## Start Document segment
The Herb Garden Feature Article
Exploring the Five Senses Through Herbs
In this feature article, Linnaeus Gardener Jane Baker interviews Allison Warning, Herb Garden Curator. Allison's responses are in bold.
is especially pleasing to the eye.
Jane: I’d like to help our readers enjoy the Herb Garden through as many senses as possible. Let’s start out with an obvious one – the sense of smell. What herb comes to mind first if you want one that is delightfully fragrant?
Allison: The ones that are most pronounced would be rosemary, then lavender.
And what others appeal to your sense of smell?
Basil smells great. They all do – thyme exudes a lovely fragrance as soon as you cut it. I’d include lemon balm or any other lemon-scented herb.
What about one that has an unpleasant smell? Are there any of those in our Herb Garden?
That depends on personal tastes – one gardener thinks one of our rosemary plants smells like turpentine. Citronella isn’t pleasant particularly. Some have very little fragrance, but we have no skunk herbs in our garden.
Oh yes, there’s chocolate-scented daisy. In the morning breeze it smells of chocolate, but it doesn’t taste like chocolate. There are scented geraniums too; the lemon is the most pronounced. Of all the scents in the garden, lemon is the easiest to recognize and is true to its name.
What’s the best way to enhance the natural smell of an herb?
Crush the leaves to allow the oils to come out. You can do that by hand as you stroll through the garden.
Herbs wilt and lose their aroma after they’re harvested. How should we preserve them to enjoy their fragrance for a longer time?
The only way to enjoy the fragrance of an herb long term is to buy the oils. People have learned how to extract the oils and package them as essential oils. These oils are added to dried herbs (like roses) for potpourri.
## End Document segment
Challenge a ▸
From the rows below, extract every line that contains the string "Orchestration". Case counts.
## Start Task input
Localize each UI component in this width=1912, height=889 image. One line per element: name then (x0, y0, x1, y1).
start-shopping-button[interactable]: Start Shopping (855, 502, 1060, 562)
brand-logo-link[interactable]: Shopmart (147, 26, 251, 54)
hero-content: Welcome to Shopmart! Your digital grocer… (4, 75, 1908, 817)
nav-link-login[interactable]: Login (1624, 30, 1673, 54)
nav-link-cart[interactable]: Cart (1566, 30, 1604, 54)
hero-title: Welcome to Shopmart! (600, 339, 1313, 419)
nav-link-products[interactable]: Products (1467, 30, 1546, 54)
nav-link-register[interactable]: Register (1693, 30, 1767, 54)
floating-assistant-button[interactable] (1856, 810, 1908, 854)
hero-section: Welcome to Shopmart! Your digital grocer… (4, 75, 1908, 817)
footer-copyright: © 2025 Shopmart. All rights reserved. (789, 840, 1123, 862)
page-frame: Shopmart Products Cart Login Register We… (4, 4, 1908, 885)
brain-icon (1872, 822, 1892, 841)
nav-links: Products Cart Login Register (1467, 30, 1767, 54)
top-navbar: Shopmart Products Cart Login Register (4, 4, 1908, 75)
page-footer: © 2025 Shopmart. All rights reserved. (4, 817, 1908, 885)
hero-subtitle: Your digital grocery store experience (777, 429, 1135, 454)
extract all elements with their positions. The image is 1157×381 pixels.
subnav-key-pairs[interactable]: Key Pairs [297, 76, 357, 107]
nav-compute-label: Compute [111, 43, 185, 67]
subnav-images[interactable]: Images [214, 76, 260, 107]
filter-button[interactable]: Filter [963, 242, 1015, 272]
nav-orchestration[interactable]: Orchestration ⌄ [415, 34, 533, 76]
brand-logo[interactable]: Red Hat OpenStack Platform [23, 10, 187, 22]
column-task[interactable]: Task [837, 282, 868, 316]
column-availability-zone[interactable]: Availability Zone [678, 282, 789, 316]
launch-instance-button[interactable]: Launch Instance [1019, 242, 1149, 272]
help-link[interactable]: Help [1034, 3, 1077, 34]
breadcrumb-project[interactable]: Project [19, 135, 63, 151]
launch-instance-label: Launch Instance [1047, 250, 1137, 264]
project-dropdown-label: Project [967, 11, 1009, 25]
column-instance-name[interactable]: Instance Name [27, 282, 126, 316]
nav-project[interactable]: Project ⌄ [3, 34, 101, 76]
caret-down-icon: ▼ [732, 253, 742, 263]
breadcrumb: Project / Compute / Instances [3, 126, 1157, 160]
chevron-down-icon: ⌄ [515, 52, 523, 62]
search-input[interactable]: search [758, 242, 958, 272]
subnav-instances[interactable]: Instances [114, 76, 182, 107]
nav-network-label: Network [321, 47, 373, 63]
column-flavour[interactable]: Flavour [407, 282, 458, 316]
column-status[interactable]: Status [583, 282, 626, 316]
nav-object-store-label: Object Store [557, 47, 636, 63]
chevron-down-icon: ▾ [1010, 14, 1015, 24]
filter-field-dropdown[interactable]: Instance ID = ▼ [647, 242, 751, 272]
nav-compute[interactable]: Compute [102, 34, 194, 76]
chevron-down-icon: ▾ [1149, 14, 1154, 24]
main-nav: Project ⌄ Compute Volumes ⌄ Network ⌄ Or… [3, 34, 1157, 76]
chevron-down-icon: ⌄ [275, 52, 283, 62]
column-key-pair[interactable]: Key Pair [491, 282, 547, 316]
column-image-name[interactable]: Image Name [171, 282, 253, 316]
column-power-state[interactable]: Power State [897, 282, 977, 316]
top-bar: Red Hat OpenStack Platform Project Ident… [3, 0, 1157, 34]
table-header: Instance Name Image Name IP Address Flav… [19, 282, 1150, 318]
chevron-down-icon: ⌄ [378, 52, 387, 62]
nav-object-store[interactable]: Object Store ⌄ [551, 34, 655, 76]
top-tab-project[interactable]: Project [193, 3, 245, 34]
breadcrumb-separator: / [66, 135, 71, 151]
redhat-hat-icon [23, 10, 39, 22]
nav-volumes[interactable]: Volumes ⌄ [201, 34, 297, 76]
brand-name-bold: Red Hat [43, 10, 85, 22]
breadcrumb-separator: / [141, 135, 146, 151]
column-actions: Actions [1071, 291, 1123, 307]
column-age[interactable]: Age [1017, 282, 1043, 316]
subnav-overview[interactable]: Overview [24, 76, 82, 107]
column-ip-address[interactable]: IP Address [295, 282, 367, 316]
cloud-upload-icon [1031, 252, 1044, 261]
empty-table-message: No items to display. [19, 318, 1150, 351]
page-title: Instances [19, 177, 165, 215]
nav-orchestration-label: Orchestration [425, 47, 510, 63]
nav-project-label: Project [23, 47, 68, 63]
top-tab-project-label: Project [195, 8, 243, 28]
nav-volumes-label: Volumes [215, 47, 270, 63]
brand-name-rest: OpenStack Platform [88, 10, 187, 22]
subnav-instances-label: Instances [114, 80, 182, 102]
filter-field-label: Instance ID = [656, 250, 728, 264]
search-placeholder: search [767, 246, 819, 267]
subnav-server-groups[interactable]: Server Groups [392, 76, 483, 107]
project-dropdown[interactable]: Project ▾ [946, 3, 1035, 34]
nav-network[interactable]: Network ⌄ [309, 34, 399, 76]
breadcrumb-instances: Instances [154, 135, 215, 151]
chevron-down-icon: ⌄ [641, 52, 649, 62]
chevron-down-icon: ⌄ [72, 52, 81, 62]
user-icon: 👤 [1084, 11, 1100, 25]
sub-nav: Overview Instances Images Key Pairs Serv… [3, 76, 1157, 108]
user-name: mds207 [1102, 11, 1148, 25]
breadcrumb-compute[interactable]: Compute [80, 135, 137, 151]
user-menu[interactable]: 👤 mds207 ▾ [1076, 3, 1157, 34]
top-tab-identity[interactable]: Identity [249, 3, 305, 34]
## End Task input
Challenge b ▸
Answer these questions about the herb garden interview:
(i) Which two herbs does Allison Warning name as the most pronounced in fragrance?
(ii) Which scent in the garden is called the easiest to recognize?
(iii) What are essential oils added to in order to make potpourri?

Exercise solution a ▸
nav-orchestration[interactable]: Orchestration ⌄ [415, 34, 533, 76]
nav-orchestration-label: Orchestration [425, 47, 510, 63]

Exercise solution b ▸
(i) Rosemary, then lavender.
(ii) Lemon.
(iii) Dried herbs, such as roses.